● **Task statement**
Where a line of the material contains the string "Wednesday", copy that line.

Stored entries:
┌──

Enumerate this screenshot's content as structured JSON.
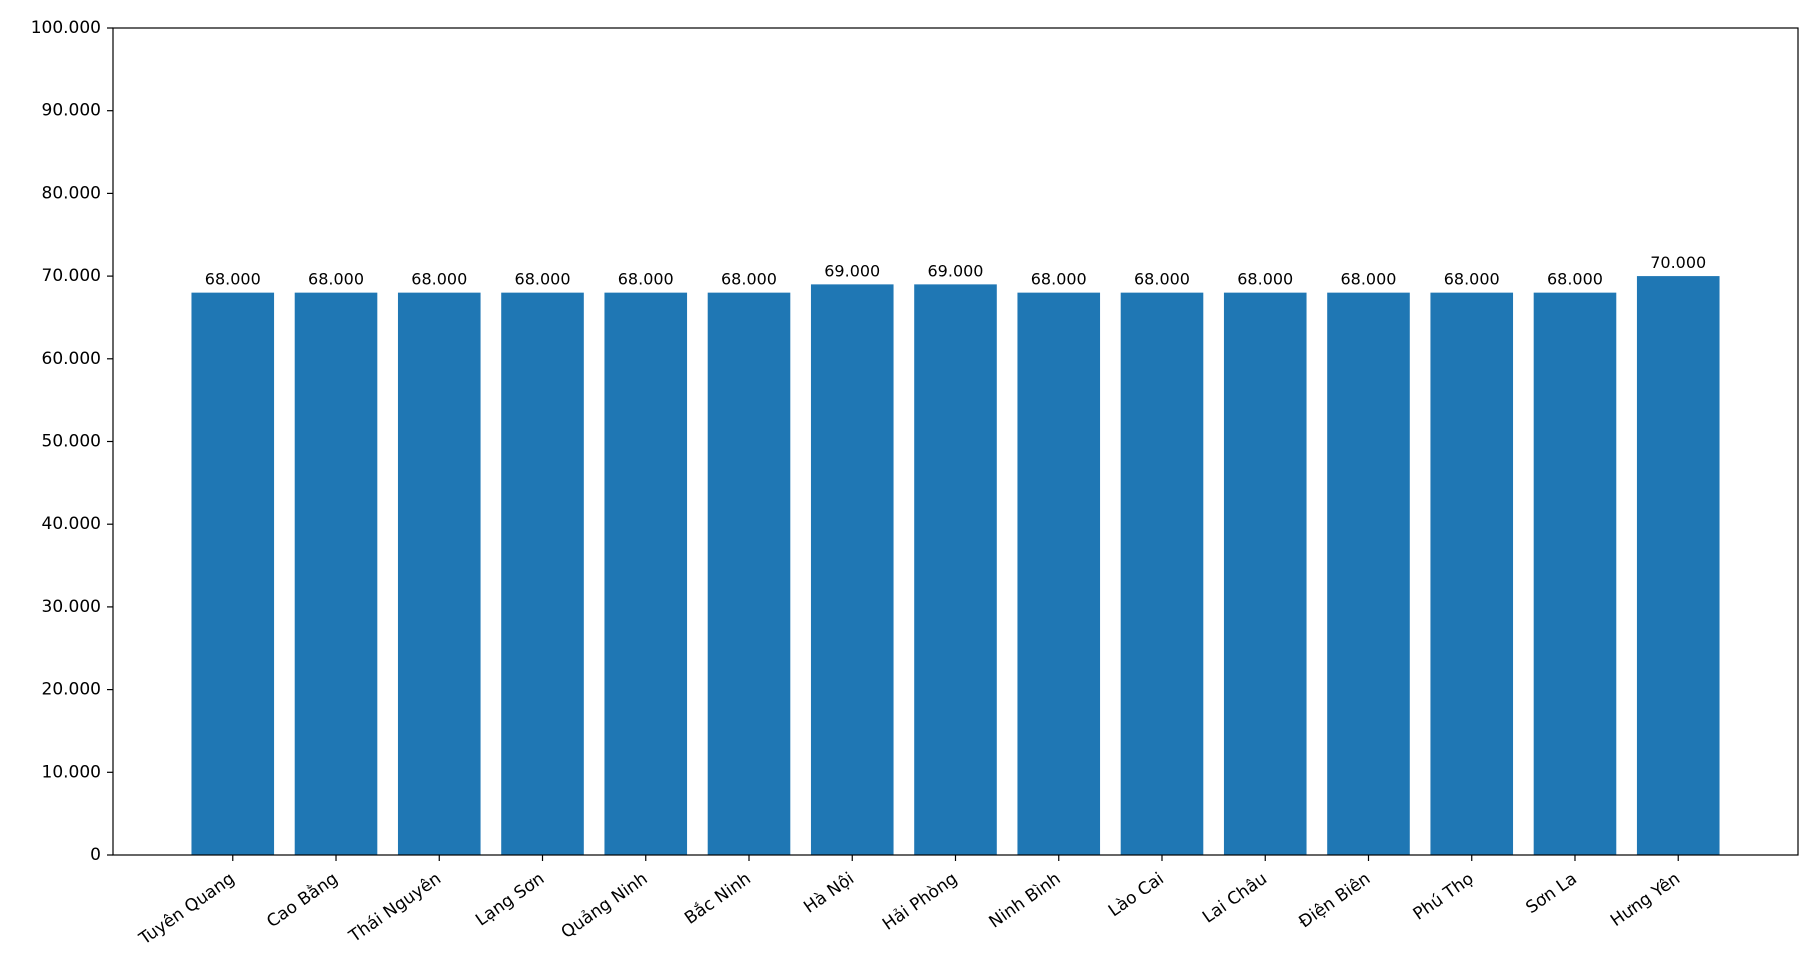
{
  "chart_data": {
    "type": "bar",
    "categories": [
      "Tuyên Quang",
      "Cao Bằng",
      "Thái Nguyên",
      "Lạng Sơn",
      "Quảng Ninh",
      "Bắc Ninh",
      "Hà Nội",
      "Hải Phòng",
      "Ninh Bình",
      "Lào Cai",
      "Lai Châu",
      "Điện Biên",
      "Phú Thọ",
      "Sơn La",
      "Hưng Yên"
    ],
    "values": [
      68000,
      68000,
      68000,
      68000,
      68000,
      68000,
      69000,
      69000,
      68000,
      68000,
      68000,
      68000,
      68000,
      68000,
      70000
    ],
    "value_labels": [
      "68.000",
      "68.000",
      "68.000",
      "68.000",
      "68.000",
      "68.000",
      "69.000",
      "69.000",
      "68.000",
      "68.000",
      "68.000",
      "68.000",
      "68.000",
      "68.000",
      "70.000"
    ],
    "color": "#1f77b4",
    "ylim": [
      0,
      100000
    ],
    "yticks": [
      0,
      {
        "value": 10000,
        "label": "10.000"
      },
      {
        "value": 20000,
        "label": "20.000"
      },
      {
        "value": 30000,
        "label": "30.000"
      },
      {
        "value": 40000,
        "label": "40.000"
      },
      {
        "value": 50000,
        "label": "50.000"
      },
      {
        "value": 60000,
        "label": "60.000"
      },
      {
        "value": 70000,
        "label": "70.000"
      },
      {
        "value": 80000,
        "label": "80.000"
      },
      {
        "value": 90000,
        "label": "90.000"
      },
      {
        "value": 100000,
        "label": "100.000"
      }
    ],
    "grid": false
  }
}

└──
┌──

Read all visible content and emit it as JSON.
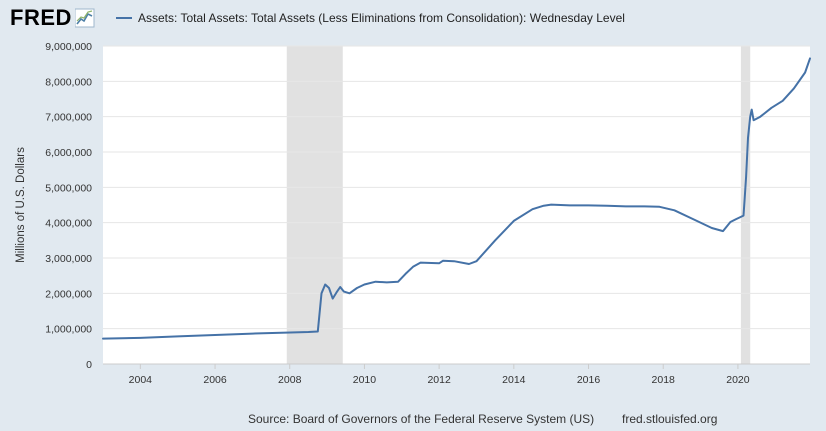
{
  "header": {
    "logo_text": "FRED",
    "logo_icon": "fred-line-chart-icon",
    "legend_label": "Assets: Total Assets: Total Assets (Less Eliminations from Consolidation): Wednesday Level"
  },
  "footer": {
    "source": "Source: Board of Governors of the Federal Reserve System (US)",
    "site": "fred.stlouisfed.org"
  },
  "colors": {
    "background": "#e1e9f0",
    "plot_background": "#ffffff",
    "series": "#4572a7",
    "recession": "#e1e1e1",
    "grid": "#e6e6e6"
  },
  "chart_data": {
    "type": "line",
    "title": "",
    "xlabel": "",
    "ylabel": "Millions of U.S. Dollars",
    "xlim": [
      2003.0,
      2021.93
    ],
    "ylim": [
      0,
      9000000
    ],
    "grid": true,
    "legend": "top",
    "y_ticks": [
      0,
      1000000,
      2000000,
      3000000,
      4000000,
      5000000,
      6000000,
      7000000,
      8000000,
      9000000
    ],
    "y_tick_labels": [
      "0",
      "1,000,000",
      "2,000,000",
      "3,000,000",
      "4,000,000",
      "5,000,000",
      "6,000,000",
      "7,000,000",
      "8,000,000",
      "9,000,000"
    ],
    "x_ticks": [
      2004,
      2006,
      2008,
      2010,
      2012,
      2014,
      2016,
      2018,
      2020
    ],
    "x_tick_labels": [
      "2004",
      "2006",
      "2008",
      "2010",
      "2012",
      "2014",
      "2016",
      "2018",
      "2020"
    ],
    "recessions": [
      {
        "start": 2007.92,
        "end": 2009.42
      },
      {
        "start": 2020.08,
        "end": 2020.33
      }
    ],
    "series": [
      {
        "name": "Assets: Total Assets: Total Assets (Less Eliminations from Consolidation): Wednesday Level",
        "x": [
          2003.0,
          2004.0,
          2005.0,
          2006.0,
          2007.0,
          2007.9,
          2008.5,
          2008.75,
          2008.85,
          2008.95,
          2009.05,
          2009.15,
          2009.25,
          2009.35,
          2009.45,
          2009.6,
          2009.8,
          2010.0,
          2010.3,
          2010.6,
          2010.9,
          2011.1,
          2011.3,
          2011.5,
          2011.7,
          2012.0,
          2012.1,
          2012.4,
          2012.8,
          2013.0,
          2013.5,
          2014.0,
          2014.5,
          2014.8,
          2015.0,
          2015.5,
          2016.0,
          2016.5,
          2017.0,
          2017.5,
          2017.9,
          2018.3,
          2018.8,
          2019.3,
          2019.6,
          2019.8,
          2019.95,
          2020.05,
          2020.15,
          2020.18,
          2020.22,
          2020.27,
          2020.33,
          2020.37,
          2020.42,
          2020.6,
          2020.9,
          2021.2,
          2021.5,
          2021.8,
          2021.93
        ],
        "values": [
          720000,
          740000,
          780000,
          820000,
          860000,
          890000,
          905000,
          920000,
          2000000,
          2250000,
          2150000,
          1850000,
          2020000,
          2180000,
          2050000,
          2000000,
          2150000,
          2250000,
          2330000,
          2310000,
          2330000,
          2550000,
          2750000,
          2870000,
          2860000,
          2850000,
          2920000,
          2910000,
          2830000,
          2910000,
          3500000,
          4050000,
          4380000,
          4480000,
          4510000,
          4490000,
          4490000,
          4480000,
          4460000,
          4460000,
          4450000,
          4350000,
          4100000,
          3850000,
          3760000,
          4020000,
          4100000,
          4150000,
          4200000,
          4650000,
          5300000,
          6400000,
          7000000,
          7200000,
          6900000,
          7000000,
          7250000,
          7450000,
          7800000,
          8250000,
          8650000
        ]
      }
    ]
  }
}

└──

● **Completed exercise**
    "legend_label": "Assets: Total Assets: Total Assets (Less Eliminations from Consolidation): Wednesday Level"
        "name": "Assets: Total Assets: Total Assets (Less Eliminations from Consolidation): Wednesday Level",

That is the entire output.